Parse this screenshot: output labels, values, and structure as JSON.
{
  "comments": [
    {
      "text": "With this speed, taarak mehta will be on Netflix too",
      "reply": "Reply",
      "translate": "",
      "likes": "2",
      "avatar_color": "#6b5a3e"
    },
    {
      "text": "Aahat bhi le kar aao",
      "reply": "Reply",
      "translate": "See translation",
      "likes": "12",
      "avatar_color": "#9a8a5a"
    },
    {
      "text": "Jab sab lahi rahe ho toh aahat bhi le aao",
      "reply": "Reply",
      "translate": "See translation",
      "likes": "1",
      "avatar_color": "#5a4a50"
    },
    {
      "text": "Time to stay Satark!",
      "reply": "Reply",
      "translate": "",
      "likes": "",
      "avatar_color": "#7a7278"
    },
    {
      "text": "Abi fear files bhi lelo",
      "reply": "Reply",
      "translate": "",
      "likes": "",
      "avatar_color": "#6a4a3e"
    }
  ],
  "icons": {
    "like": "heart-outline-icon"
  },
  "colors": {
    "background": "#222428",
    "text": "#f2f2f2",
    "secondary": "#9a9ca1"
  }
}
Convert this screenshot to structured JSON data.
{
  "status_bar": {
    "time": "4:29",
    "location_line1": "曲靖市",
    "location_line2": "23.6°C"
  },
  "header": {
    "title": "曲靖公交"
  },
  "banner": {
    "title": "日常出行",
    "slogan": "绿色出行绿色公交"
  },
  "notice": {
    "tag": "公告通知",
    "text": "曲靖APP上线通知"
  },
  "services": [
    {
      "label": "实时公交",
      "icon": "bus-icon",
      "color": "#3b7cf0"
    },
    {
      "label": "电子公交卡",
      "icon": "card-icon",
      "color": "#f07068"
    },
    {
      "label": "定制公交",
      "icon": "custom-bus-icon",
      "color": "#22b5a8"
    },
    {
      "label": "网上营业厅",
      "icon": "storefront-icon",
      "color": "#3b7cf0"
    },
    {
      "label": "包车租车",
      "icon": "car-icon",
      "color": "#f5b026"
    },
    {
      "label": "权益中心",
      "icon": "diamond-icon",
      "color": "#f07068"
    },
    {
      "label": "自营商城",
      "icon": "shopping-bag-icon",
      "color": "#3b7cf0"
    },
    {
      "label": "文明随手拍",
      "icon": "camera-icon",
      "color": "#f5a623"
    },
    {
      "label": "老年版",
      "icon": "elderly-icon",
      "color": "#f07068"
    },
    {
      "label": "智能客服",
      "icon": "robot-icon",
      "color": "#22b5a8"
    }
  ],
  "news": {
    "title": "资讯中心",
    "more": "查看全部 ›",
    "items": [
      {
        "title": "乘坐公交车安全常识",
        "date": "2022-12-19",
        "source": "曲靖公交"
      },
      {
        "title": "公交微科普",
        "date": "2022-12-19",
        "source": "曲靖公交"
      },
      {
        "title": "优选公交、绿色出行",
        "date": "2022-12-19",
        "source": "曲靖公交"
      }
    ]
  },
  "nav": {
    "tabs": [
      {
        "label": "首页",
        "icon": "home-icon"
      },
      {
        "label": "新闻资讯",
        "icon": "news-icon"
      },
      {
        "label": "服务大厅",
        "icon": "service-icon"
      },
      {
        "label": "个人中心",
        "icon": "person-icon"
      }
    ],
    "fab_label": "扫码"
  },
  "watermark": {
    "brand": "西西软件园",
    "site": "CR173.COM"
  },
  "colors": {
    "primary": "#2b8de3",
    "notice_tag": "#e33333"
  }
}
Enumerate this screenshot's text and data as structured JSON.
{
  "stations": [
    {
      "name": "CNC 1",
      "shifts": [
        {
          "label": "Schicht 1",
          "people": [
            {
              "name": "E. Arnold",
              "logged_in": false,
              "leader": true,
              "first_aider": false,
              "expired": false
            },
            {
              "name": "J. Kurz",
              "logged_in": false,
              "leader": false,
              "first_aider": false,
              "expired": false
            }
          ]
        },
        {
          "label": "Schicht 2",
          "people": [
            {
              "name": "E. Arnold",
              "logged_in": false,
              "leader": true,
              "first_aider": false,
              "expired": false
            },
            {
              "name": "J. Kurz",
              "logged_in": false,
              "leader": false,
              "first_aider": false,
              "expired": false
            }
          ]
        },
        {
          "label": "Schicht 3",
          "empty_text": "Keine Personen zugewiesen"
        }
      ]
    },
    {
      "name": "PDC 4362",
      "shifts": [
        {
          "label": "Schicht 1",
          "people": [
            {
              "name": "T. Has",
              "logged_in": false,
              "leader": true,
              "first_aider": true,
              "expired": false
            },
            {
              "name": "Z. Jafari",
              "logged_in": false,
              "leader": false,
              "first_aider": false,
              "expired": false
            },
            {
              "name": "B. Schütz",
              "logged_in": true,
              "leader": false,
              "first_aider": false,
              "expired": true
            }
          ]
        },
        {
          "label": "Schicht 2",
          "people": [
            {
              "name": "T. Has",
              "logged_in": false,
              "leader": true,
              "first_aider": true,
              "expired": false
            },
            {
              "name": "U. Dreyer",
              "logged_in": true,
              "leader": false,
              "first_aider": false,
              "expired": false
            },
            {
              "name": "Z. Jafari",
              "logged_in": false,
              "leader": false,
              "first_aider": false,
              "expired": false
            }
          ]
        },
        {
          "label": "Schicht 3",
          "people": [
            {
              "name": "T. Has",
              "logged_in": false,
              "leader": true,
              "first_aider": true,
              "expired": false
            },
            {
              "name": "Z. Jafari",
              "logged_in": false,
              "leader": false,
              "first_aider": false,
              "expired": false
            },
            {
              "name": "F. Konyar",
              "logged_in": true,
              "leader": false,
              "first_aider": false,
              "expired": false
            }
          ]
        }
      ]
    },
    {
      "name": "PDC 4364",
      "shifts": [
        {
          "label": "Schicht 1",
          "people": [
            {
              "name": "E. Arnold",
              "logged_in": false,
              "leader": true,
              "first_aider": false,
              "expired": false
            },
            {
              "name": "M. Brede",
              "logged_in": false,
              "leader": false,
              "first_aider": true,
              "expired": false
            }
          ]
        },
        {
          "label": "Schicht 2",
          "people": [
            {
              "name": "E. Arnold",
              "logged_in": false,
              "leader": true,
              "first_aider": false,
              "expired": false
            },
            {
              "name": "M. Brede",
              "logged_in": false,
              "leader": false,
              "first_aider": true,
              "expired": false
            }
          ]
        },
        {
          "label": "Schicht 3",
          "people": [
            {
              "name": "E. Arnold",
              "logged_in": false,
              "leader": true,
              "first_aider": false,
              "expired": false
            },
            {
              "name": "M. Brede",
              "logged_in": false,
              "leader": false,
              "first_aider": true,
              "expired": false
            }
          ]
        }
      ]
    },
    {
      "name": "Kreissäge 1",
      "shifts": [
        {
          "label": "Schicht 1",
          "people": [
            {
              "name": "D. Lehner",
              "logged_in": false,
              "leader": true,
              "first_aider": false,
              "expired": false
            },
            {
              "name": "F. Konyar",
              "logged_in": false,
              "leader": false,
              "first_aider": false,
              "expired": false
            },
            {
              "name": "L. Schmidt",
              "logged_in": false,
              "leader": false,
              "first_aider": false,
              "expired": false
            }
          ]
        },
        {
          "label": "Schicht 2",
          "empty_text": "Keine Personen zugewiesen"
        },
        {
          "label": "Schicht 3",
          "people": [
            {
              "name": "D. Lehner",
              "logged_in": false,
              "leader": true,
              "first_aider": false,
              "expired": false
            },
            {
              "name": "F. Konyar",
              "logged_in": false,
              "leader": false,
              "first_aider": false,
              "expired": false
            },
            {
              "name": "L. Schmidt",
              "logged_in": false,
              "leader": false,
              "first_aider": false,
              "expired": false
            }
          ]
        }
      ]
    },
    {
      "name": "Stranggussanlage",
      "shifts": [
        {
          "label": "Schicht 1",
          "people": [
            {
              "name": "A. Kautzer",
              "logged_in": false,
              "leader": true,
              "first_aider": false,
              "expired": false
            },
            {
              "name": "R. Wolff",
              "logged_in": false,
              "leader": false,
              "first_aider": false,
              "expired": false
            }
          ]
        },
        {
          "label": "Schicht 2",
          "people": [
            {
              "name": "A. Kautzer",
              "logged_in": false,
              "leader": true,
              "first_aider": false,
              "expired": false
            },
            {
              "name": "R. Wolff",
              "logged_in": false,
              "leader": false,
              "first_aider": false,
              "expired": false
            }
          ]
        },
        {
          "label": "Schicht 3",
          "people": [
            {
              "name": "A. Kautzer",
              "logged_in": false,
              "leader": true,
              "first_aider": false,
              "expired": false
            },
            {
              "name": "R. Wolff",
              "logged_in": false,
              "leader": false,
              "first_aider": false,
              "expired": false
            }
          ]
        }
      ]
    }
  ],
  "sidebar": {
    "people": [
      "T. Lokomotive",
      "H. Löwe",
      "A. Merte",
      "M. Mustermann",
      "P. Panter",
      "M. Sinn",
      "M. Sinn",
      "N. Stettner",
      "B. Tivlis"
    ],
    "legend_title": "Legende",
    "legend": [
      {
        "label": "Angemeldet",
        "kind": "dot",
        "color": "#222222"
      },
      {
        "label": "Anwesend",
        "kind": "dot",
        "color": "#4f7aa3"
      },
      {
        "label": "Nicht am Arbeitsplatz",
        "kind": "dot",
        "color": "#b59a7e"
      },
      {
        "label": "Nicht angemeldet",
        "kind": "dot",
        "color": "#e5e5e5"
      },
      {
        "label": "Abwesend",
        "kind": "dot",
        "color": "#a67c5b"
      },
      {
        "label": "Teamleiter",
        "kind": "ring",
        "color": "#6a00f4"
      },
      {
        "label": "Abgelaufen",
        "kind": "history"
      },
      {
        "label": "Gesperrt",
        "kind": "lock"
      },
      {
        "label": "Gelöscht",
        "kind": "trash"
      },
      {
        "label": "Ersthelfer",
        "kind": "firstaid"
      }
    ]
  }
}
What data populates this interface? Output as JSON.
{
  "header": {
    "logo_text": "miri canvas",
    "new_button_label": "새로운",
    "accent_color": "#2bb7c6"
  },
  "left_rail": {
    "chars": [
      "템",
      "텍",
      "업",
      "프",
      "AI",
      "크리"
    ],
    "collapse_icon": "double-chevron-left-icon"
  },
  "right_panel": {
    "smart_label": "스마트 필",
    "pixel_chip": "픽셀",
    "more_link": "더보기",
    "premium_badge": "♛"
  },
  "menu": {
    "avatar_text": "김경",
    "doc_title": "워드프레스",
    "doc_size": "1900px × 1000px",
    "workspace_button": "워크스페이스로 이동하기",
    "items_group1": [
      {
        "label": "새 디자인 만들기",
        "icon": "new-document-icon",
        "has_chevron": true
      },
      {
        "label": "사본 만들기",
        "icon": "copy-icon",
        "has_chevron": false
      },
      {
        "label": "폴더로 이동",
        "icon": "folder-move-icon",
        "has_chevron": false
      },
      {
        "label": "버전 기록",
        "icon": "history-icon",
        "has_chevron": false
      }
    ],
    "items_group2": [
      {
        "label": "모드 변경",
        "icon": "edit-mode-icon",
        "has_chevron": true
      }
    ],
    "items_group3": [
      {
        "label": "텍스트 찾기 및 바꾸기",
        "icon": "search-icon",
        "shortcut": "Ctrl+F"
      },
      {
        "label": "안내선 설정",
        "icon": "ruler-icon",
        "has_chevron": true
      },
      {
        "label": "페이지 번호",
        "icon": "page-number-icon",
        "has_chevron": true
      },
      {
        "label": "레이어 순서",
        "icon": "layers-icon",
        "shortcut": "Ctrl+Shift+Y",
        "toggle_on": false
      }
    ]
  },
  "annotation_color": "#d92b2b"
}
□ □ □ □ □ □ □
● **WORK TO BE COMPLETED**:
Check each line of the records above for the string "shortcut", and report every line that has it.

● **WRITTEN SOLUTION**:
        "shortcut": "Ctrl+F"
        "shortcut": "Ctrl+Shift+Y",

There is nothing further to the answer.